**Short task:**
What you return should match every record exactly, with the images removed.

################

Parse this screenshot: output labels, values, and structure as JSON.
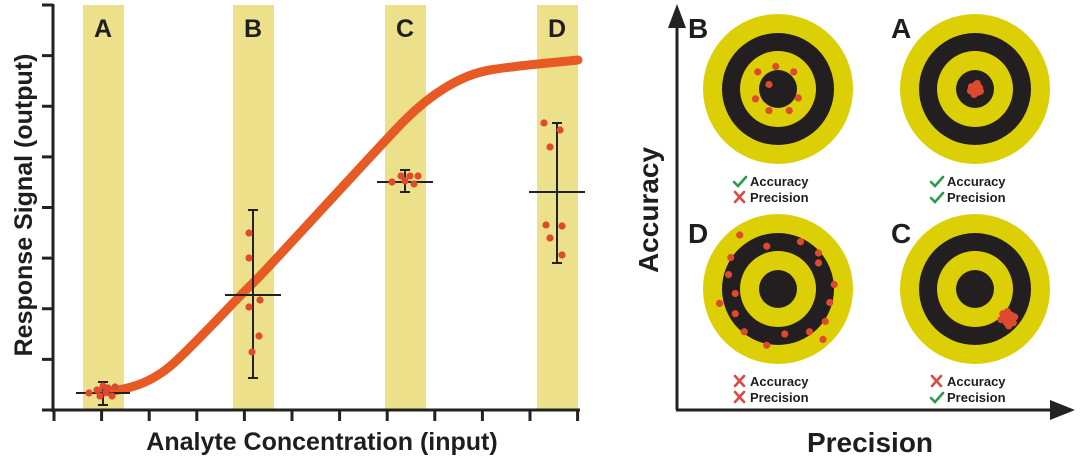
{
  "colors": {
    "band": "#ece08a",
    "curve": "#e85a24",
    "point": "#dd4a2e",
    "axis": "#222222",
    "target_yellow": "#dccf06",
    "target_black": "#231f20",
    "check": "#2e9a4e",
    "cross": "#dd4a44"
  },
  "chart_data": {
    "type": "scatter",
    "title": "",
    "xlabel": "Analyte Concentration (input)",
    "ylabel": "Response Signal (output)",
    "x_ticks": 11,
    "y_ticks": 9,
    "ylim": [
      0,
      8
    ],
    "xlim": [
      0,
      10
    ],
    "grid": false,
    "curve": {
      "name": "calibration curve",
      "x": [
        0,
        1.5,
        2.5,
        4,
        5.5,
        7,
        8.5,
        10
      ],
      "y": [
        0.2,
        0.4,
        1,
        3,
        5.2,
        6.7,
        6.85,
        6.95
      ]
    },
    "groups": [
      {
        "label": "A",
        "x": 0.45,
        "mean": 0.35,
        "err_low": 0.05,
        "err_high": 0.6,
        "points": [
          [
            0.1,
            0.35
          ],
          [
            0.35,
            0.4
          ],
          [
            0.45,
            0.5
          ],
          [
            0.55,
            0.25
          ],
          [
            0.6,
            0.45
          ],
          [
            0.75,
            0.35
          ],
          [
            0.85,
            0.4
          ],
          [
            0.5,
            0.3
          ]
        ]
      },
      {
        "label": "B",
        "x": 3.4,
        "mean": 2.3,
        "err_low": 0.6,
        "err_high": 3.95,
        "points": [
          [
            3.3,
            3.55
          ],
          [
            3.3,
            3.05
          ],
          [
            3.45,
            2.65
          ],
          [
            3.5,
            2.1
          ],
          [
            3.3,
            2.0
          ],
          [
            3.45,
            1.45
          ],
          [
            3.3,
            1.15
          ]
        ]
      },
      {
        "label": "C",
        "x": 6.5,
        "mean": 4.5,
        "err_low": 4.3,
        "err_high": 4.75,
        "points": [
          [
            6.2,
            4.55
          ],
          [
            6.4,
            4.65
          ],
          [
            6.55,
            4.65
          ],
          [
            6.7,
            4.65
          ],
          [
            6.5,
            4.5
          ],
          [
            6.65,
            4.45
          ]
        ]
      },
      {
        "label": "D",
        "x": 9.4,
        "mean": 4.3,
        "err_low": 2.95,
        "err_high": 5.65,
        "points": [
          [
            9.2,
            5.7
          ],
          [
            9.45,
            5.6
          ],
          [
            9.25,
            5.1
          ],
          [
            9.2,
            3.6
          ],
          [
            9.45,
            3.6
          ],
          [
            9.25,
            3.35
          ],
          [
            9.45,
            3.05
          ]
        ]
      }
    ]
  },
  "targets": {
    "x_axis_label": "Precision",
    "y_axis_label": "Accuracy",
    "items": [
      {
        "label": "B",
        "accuracy": true,
        "precision": false,
        "accuracy_text": "Accuracy",
        "precision_text": "Precision",
        "hits": [
          [
            -0.45,
            -0.38
          ],
          [
            -0.05,
            -0.5
          ],
          [
            0.35,
            -0.38
          ],
          [
            -0.2,
            -0.1
          ],
          [
            -0.5,
            0.22
          ],
          [
            0.45,
            0.2
          ],
          [
            -0.2,
            0.48
          ],
          [
            0.25,
            0.48
          ]
        ]
      },
      {
        "label": "A",
        "accuracy": true,
        "precision": true,
        "accuracy_text": "Accuracy",
        "precision_text": "Precision",
        "hits": [
          [
            -0.08,
            -0.05
          ],
          [
            0.02,
            -0.1
          ],
          [
            0.1,
            -0.03
          ],
          [
            -0.04,
            0.06
          ],
          [
            0.07,
            0.07
          ],
          [
            -0.1,
            0.04
          ],
          [
            0.0,
            0.02
          ],
          [
            0.12,
            0.05
          ],
          [
            -0.02,
            0.12
          ],
          [
            0.05,
            -0.12
          ]
        ]
      },
      {
        "label": "D",
        "accuracy": false,
        "precision": false,
        "accuracy_text": "Accuracy",
        "precision_text": "Precision",
        "hits": [
          [
            -0.85,
            -1.2
          ],
          [
            -0.25,
            -0.95
          ],
          [
            0.5,
            -1.05
          ],
          [
            0.9,
            -0.8
          ],
          [
            -1.05,
            -0.7
          ],
          [
            0.9,
            -0.58
          ],
          [
            -1.1,
            -0.32
          ],
          [
            1.25,
            -0.1
          ],
          [
            -0.95,
            0.1
          ],
          [
            -1.3,
            0.32
          ],
          [
            1.15,
            0.3
          ],
          [
            -0.95,
            0.55
          ],
          [
            1.05,
            0.72
          ],
          [
            -0.75,
            0.95
          ],
          [
            0.15,
            1.0
          ],
          [
            0.7,
            0.95
          ],
          [
            -0.25,
            1.25
          ],
          [
            1.0,
            1.12
          ]
        ]
      },
      {
        "label": "C",
        "accuracy": false,
        "precision": true,
        "accuracy_text": "Accuracy",
        "precision_text": "Precision",
        "hits": [
          [
            0.62,
            0.55
          ],
          [
            0.72,
            0.5
          ],
          [
            0.8,
            0.58
          ],
          [
            0.68,
            0.65
          ],
          [
            0.78,
            0.68
          ],
          [
            0.88,
            0.62
          ],
          [
            0.7,
            0.75
          ],
          [
            0.85,
            0.75
          ],
          [
            0.58,
            0.68
          ],
          [
            0.75,
            0.82
          ]
        ]
      }
    ]
  }
}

################

**Full response:**
Parse this screenshot: output labels, values, and structure as JSON.
{
  "colors": {
    "band": "#ece08a",
    "curve": "#e85a24",
    "point": "#dd4a2e",
    "axis": "#222222",
    "target_yellow": "#dccf06",
    "target_black": "#231f20",
    "check": "#2e9a4e",
    "cross": "#dd4a44"
  },
  "chart_data": {
    "type": "scatter",
    "title": "",
    "xlabel": "Analyte Concentration (input)",
    "ylabel": "Response Signal (output)",
    "x_ticks": 11,
    "y_ticks": 9,
    "ylim": [
      0,
      8
    ],
    "xlim": [
      0,
      10
    ],
    "grid": false,
    "curve": {
      "name": "calibration curve",
      "x": [
        0,
        1.5,
        2.5,
        4,
        5.5,
        7,
        8.5,
        10
      ],
      "y": [
        0.2,
        0.4,
        1,
        3,
        5.2,
        6.7,
        6.85,
        6.95
      ]
    },
    "groups": [
      {
        "label": "A",
        "x": 0.45,
        "mean": 0.35,
        "err_low": 0.05,
        "err_high": 0.6,
        "points": [
          [
            0.1,
            0.35
          ],
          [
            0.35,
            0.4
          ],
          [
            0.45,
            0.5
          ],
          [
            0.55,
            0.25
          ],
          [
            0.6,
            0.45
          ],
          [
            0.75,
            0.35
          ],
          [
            0.85,
            0.4
          ],
          [
            0.5,
            0.3
          ]
        ]
      },
      {
        "label": "B",
        "x": 3.4,
        "mean": 2.3,
        "err_low": 0.6,
        "err_high": 3.95,
        "points": [
          [
            3.3,
            3.55
          ],
          [
            3.3,
            3.05
          ],
          [
            3.45,
            2.65
          ],
          [
            3.5,
            2.1
          ],
          [
            3.3,
            2.0
          ],
          [
            3.45,
            1.45
          ],
          [
            3.3,
            1.15
          ]
        ]
      },
      {
        "label": "C",
        "x": 6.5,
        "mean": 4.5,
        "err_low": 4.3,
        "err_high": 4.75,
        "points": [
          [
            6.2,
            4.55
          ],
          [
            6.4,
            4.65
          ],
          [
            6.55,
            4.65
          ],
          [
            6.7,
            4.65
          ],
          [
            6.5,
            4.5
          ],
          [
            6.65,
            4.45
          ]
        ]
      },
      {
        "label": "D",
        "x": 9.4,
        "mean": 4.3,
        "err_low": 2.95,
        "err_high": 5.65,
        "points": [
          [
            9.2,
            5.7
          ],
          [
            9.45,
            5.6
          ],
          [
            9.25,
            5.1
          ],
          [
            9.2,
            3.6
          ],
          [
            9.45,
            3.6
          ],
          [
            9.25,
            3.35
          ],
          [
            9.45,
            3.05
          ]
        ]
      }
    ]
  },
  "targets": {
    "x_axis_label": "Precision",
    "y_axis_label": "Accuracy",
    "items": [
      {
        "label": "B",
        "accuracy": true,
        "precision": false,
        "accuracy_text": "Accuracy",
        "precision_text": "Precision",
        "hits": [
          [
            -0.45,
            -0.38
          ],
          [
            -0.05,
            -0.5
          ],
          [
            0.35,
            -0.38
          ],
          [
            -0.2,
            -0.1
          ],
          [
            -0.5,
            0.22
          ],
          [
            0.45,
            0.2
          ],
          [
            -0.2,
            0.48
          ],
          [
            0.25,
            0.48
          ]
        ]
      },
      {
        "label": "A",
        "accuracy": true,
        "precision": true,
        "accuracy_text": "Accuracy",
        "precision_text": "Precision",
        "hits": [
          [
            -0.08,
            -0.05
          ],
          [
            0.02,
            -0.1
          ],
          [
            0.1,
            -0.03
          ],
          [
            -0.04,
            0.06
          ],
          [
            0.07,
            0.07
          ],
          [
            -0.1,
            0.04
          ],
          [
            0.0,
            0.02
          ],
          [
            0.12,
            0.05
          ],
          [
            -0.02,
            0.12
          ],
          [
            0.05,
            -0.12
          ]
        ]
      },
      {
        "label": "D",
        "accuracy": false,
        "precision": false,
        "accuracy_text": "Accuracy",
        "precision_text": "Precision",
        "hits": [
          [
            -0.85,
            -1.2
          ],
          [
            -0.25,
            -0.95
          ],
          [
            0.5,
            -1.05
          ],
          [
            0.9,
            -0.8
          ],
          [
            -1.05,
            -0.7
          ],
          [
            0.9,
            -0.58
          ],
          [
            -1.1,
            -0.32
          ],
          [
            1.25,
            -0.1
          ],
          [
            -0.95,
            0.1
          ],
          [
            -1.3,
            0.32
          ],
          [
            1.15,
            0.3
          ],
          [
            -0.95,
            0.55
          ],
          [
            1.05,
            0.72
          ],
          [
            -0.75,
            0.95
          ],
          [
            0.15,
            1.0
          ],
          [
            0.7,
            0.95
          ],
          [
            -0.25,
            1.25
          ],
          [
            1.0,
            1.12
          ]
        ]
      },
      {
        "label": "C",
        "accuracy": false,
        "precision": true,
        "accuracy_text": "Accuracy",
        "precision_text": "Precision",
        "hits": [
          [
            0.62,
            0.55
          ],
          [
            0.72,
            0.5
          ],
          [
            0.8,
            0.58
          ],
          [
            0.68,
            0.65
          ],
          [
            0.78,
            0.68
          ],
          [
            0.88,
            0.62
          ],
          [
            0.7,
            0.75
          ],
          [
            0.85,
            0.75
          ],
          [
            0.58,
            0.68
          ],
          [
            0.75,
            0.82
          ]
        ]
      }
    ]
  }
}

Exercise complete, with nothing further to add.